Goal → Every line that contains "разрешением" counts once; give the total number of such lines, with no other words.

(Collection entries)
---

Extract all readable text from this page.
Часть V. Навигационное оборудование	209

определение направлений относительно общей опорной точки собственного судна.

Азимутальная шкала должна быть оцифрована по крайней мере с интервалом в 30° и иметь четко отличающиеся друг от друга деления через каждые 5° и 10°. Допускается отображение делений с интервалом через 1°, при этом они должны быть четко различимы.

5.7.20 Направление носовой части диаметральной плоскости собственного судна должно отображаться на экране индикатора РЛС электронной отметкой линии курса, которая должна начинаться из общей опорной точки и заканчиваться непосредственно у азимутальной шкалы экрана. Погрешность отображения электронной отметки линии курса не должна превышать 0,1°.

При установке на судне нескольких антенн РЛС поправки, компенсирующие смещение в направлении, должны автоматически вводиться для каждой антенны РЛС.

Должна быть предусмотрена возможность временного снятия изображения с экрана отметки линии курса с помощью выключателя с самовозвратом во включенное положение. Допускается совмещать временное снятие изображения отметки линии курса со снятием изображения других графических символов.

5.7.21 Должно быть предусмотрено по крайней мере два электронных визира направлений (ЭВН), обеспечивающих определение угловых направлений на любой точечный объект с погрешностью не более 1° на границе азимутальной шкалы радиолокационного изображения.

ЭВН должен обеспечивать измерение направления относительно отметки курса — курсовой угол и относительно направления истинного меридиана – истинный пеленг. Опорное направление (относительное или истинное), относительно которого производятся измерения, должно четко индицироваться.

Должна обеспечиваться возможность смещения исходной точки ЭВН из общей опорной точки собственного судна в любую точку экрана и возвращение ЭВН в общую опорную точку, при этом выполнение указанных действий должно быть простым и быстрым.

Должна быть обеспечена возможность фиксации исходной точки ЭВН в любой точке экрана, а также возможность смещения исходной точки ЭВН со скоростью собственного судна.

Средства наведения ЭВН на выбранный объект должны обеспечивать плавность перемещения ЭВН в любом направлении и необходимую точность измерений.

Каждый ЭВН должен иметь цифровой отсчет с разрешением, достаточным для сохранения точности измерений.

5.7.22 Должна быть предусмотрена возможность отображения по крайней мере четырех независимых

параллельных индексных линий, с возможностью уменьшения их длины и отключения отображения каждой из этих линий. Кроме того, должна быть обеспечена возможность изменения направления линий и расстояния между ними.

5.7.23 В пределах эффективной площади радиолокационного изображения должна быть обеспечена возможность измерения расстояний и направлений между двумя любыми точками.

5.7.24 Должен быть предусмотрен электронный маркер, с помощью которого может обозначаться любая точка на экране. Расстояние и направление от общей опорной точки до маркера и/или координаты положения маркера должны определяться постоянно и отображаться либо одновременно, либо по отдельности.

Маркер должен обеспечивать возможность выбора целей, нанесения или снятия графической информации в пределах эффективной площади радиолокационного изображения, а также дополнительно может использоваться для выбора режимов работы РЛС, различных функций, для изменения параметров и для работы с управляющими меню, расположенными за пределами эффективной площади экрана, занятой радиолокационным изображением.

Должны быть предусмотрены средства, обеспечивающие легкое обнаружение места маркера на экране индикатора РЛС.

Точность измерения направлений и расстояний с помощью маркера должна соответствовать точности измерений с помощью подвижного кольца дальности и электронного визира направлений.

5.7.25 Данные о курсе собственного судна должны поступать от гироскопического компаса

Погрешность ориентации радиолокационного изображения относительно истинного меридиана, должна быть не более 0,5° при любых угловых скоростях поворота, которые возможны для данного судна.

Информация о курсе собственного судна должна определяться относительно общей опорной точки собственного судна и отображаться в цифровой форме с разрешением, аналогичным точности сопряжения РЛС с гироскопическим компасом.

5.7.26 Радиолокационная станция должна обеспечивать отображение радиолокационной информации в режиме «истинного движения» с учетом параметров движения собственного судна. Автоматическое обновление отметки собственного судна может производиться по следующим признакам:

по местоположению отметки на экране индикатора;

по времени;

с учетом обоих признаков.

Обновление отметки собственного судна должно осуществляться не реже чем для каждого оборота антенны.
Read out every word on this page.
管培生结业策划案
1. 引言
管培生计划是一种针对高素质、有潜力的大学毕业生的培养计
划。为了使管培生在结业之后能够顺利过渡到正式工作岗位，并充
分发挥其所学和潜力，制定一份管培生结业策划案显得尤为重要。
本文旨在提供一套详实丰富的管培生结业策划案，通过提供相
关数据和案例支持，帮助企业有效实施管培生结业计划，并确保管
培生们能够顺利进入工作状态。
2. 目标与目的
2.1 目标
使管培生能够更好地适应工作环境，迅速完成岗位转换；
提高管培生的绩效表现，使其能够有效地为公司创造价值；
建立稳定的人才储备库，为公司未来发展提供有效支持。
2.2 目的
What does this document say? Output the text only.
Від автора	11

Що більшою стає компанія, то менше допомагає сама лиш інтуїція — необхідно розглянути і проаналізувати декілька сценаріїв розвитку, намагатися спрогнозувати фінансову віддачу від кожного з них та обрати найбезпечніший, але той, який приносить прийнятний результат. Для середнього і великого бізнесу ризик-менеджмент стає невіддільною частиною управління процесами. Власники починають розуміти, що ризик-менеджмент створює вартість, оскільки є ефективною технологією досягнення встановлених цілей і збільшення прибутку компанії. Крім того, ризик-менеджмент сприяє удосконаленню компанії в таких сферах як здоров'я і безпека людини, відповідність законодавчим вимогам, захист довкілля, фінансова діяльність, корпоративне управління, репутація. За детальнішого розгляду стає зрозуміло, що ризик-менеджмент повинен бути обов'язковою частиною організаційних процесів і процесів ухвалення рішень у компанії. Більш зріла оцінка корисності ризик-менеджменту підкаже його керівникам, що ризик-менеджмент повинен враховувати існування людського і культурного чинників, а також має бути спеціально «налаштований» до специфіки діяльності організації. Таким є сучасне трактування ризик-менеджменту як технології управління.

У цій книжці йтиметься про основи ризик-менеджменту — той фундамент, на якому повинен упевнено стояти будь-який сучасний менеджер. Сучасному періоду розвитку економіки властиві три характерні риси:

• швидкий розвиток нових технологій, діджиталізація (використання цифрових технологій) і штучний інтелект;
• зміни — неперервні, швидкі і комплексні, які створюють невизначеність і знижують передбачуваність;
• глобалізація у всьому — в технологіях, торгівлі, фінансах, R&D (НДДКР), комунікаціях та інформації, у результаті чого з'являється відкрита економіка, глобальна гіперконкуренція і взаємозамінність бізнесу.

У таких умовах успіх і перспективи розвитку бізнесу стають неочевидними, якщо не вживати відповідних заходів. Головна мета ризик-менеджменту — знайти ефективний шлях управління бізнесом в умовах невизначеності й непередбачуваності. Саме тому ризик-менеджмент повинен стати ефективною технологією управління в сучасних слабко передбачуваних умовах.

---

Task response → 2